• [Your instructions]
Give every line below again, exactly.

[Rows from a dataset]
===

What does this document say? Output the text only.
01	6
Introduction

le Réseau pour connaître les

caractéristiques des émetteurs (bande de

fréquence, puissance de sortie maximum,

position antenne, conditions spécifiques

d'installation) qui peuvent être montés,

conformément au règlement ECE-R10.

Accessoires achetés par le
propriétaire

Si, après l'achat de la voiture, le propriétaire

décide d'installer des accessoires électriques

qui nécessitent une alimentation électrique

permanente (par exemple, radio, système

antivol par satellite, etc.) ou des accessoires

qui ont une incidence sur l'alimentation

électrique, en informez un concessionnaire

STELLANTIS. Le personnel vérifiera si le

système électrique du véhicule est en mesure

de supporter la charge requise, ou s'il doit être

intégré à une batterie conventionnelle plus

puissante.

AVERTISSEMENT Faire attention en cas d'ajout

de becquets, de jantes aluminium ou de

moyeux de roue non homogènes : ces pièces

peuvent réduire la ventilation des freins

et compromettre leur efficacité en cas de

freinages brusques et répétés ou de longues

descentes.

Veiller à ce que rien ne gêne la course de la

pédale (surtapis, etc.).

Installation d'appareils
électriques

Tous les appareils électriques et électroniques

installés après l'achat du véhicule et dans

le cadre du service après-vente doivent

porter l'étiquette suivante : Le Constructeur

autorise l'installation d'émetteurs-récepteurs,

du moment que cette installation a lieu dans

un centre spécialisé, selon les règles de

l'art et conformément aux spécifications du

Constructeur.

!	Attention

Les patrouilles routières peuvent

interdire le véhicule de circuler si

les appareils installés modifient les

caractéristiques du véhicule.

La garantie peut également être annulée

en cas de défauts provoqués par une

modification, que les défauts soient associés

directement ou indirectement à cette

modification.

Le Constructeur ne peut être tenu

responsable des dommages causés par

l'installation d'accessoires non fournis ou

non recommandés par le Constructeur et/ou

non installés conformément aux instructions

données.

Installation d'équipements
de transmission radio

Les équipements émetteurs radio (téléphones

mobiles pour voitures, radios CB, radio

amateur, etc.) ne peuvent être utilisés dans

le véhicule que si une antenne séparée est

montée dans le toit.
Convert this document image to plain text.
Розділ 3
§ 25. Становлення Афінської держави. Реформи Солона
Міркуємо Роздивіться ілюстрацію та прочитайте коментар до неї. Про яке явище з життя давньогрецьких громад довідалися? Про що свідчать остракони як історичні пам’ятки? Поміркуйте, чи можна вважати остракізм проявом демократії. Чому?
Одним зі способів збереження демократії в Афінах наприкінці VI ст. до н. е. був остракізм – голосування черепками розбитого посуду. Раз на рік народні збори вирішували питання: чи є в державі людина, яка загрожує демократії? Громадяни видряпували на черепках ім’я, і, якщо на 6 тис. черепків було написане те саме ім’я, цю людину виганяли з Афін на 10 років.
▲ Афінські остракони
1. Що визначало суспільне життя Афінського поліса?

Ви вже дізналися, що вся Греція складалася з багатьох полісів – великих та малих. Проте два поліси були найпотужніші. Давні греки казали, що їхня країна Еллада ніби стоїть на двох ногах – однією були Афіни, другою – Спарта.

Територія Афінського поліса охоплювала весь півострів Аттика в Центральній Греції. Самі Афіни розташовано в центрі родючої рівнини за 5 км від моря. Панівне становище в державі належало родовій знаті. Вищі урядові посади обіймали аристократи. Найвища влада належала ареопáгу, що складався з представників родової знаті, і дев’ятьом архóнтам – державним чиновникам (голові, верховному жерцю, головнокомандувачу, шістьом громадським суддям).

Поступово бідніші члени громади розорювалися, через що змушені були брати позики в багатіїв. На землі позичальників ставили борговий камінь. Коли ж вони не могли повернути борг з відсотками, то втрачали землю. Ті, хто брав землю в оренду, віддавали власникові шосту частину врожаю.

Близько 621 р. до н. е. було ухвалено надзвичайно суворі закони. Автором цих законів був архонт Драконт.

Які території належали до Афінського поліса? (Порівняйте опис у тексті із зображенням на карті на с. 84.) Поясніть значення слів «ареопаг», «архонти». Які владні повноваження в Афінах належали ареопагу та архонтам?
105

===

• [Exercise solution]
What does this document say? Output the text only.
01	6
Introduction

le Réseau pour connaître les

caractéristiques des émetteurs (bande de

fréquence, puissance de sortie maximum,

position antenne, conditions spécifiques

d'installation) qui peuvent être montés,

conformément au règlement ECE-R10.

Accessoires achetés par le
propriétaire

Si, après l'achat de la voiture, le propriétaire

décide d'installer des accessoires électriques

qui nécessitent une alimentation électrique

permanente (par exemple, radio, système

antivol par satellite, etc.) ou des accessoires

qui ont une incidence sur l'alimentation

électrique, en informez un concessionnaire

STELLANTIS. Le personnel vérifiera si le

système électrique du véhicule est en mesure

de supporter la charge requise, ou s'il doit être

intégré à une batterie conventionnelle plus

puissante.

AVERTISSEMENT Faire attention en cas d'ajout

de becquets, de jantes aluminium ou de

moyeux de roue non homogènes : ces pièces

peuvent réduire la ventilation des freins

et compromettre leur efficacité en cas de

freinages brusques et répétés ou de longues

descentes.

Veiller à ce que rien ne gêne la course de la

pédale (surtapis, etc.).

Installation d'appareils
électriques

Tous les appareils électriques et électroniques

installés après l'achat du véhicule et dans

le cadre du service après-vente doivent

porter l'étiquette suivante : Le Constructeur

autorise l'installation d'émetteurs-récepteurs,

du moment que cette installation a lieu dans

un centre spécialisé, selon les règles de

l'art et conformément aux spécifications du

Constructeur.

!	Attention

Les patrouilles routières peuvent

interdire le véhicule de circuler si

les appareils installés modifient les

caractéristiques du véhicule.

La garantie peut également être annulée

en cas de défauts provoqués par une

modification, que les défauts soient associés

directement ou indirectement à cette

modification.

Le Constructeur ne peut être tenu

responsable des dommages causés par

l'installation d'accessoires non fournis ou

non recommandés par le Constructeur et/ou

non installés conformément aux instructions

données.

Installation d'équipements
de transmission radio

Les équipements émetteurs radio (téléphones

mobiles pour voitures, radios CB, radio

amateur, etc.) ne peuvent être utilisés dans

le véhicule que si une antenne séparée est

montée dans le toit.
Convert this document image to plain text.
Розділ 3
§ 25. Становлення Афінської держави. Реформи Солона
Міркуємо Роздивіться ілюстрацію та прочитайте коментар до неї. Про яке явище з життя давньогрецьких громад довідалися? Про що свідчать остракони як історичні пам’ятки? Поміркуйте, чи можна вважати остракізм проявом демократії. Чому?
Одним зі способів збереження демократії в Афінах наприкінці VI ст. до н. е. був остракізм – голосування черепками розбитого посуду. Раз на рік народні збори вирішували питання: чи є в державі людина, яка загрожує демократії? Громадяни видряпували на черепках ім’я, і, якщо на 6 тис. черепків було написане те саме ім’я, цю людину виганяли з Афін на 10 років.
▲ Афінські остракони
1. Що визначало суспільне життя Афінського поліса?

Ви вже дізналися, що вся Греція складалася з багатьох полісів – великих та малих. Проте два поліси були найпотужніші. Давні греки казали, що їхня країна Еллада ніби стоїть на двох ногах – однією були Афіни, другою – Спарта.

Територія Афінського поліса охоплювала весь півострів Аттика в Центральній Греції. Самі Афіни розташовано в центрі родючої рівнини за 5 км від моря. Панівне становище в державі належало родовій знаті. Вищі урядові посади обіймали аристократи. Найвища влада належала ареопáгу, що складався з представників родової знаті, і дев’ятьом архóнтам – державним чиновникам (голові, верховному жерцю, головнокомандувачу, шістьом громадським суддям).

Поступово бідніші члени громади розорювалися, через що змушені були брати позики в багатіїв. На землі позичальників ставили борговий камінь. Коли ж вони не могли повернути борг з відсотками, то втрачали землю. Ті, хто брав землю в оренду, віддавали власникові шосту частину врожаю.

Близько 621 р. до н. е. було ухвалено надзвичайно суворі закони. Автором цих законів був архонт Драконт.

Які території належали до Афінського поліса? (Порівняйте опис у тексті із зображенням на карті на с. 84.) Поясніть значення слів «ареопаг», «архонти». Які владні повноваження в Афінах належали ареопагу та архонтам?
105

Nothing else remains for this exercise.